▶ DATA FOR THIS TASK
###

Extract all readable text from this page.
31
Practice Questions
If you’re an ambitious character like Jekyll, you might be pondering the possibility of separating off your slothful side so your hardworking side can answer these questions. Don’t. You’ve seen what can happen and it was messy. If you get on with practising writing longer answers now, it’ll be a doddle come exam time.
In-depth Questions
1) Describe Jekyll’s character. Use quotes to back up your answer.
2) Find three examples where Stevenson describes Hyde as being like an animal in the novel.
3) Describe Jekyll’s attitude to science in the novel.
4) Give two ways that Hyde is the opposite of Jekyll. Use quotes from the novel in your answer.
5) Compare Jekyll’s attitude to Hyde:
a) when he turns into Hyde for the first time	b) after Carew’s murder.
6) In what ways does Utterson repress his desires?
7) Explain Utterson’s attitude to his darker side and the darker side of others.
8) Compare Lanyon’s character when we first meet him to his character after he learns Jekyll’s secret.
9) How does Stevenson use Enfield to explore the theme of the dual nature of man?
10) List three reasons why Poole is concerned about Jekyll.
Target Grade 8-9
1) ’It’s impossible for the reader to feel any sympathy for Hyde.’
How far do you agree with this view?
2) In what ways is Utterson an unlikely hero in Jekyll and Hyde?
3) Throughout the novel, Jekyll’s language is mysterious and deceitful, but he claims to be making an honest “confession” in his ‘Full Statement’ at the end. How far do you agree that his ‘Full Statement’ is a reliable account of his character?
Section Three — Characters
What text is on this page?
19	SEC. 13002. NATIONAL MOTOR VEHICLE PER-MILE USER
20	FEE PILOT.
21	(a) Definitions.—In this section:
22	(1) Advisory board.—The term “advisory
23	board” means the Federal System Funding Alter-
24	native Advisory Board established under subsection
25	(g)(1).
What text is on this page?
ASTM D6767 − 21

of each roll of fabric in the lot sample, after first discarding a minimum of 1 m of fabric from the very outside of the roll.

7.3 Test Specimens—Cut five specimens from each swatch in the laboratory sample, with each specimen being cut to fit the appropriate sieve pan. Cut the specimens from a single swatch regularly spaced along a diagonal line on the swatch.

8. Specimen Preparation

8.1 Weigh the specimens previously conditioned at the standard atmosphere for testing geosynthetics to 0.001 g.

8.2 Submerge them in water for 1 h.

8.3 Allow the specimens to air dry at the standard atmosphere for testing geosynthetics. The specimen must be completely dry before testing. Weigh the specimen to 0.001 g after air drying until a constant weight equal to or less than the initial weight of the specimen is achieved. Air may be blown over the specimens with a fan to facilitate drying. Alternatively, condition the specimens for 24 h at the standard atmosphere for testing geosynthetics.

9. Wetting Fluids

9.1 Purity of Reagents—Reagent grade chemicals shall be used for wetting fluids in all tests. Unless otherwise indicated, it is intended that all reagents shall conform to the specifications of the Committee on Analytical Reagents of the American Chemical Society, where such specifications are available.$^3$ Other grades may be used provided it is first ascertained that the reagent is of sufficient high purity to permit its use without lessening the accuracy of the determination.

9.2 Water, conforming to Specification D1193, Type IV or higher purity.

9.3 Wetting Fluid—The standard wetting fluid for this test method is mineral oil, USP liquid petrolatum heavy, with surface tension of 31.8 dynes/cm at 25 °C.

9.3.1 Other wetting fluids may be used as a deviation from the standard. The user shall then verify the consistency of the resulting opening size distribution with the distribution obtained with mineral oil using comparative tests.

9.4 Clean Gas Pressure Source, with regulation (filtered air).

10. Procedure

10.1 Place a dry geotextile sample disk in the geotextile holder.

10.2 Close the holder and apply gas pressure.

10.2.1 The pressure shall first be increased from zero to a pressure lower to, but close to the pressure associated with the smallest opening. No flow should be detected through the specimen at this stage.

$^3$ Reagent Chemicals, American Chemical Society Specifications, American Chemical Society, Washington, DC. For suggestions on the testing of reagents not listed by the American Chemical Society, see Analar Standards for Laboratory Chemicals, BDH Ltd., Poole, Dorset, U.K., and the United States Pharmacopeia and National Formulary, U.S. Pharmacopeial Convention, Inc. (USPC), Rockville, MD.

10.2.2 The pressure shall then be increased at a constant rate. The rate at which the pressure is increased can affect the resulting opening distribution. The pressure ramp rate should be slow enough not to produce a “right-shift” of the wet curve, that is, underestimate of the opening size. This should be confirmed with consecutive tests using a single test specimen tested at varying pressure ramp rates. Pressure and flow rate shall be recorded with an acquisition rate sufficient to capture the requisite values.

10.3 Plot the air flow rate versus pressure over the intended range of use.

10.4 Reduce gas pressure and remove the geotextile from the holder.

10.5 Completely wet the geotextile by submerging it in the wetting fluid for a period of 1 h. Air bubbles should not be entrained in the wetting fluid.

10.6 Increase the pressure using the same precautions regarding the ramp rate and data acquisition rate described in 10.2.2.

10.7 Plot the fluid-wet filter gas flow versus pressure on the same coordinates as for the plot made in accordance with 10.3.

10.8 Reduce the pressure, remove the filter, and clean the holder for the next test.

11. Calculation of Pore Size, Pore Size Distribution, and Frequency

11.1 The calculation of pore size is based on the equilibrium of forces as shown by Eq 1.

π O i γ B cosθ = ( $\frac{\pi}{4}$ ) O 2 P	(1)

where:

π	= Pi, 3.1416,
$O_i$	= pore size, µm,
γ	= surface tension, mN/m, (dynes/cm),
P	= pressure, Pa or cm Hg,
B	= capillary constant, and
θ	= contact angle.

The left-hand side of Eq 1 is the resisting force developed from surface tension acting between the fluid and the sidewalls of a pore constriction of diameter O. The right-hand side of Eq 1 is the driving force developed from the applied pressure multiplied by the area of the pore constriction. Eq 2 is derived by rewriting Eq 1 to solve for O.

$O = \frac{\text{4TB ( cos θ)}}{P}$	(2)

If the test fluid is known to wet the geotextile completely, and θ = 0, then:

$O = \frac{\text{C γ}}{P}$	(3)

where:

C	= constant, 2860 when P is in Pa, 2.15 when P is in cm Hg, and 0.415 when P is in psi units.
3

###

▶ PROBLEM TO SOLVE
From the entries above, copy every line where the word "Chemical" shows up.

▶ RESULT OF THIS TASK
9.1 Purity of Reagents—Reagent grade chemicals shall be used for wetting fluids in all tests. Unless otherwise indicated, it is intended that all reagents shall conform to the specifications of the Committee on Analytical Reagents of the American Chemical Society, where such specifications are available.$^3$ Other grades may be used provided it is first ascertained that the reagent is of sufficient high purity to permit its use without lessening the accuracy of the determination.
$^3$ Reagent Chemicals, American Chemical Society Specifications, American Chemical Society, Washington, DC. For suggestions on the testing of reagents not listed by the American Chemical Society, see Analar Standards for Laboratory Chemicals, BDH Ltd., Poole, Dorset, U.K., and the United States Pharmacopeia and National Formulary, U.S. Pharmacopeial Convention, Inc. (USPC), Rockville, MD.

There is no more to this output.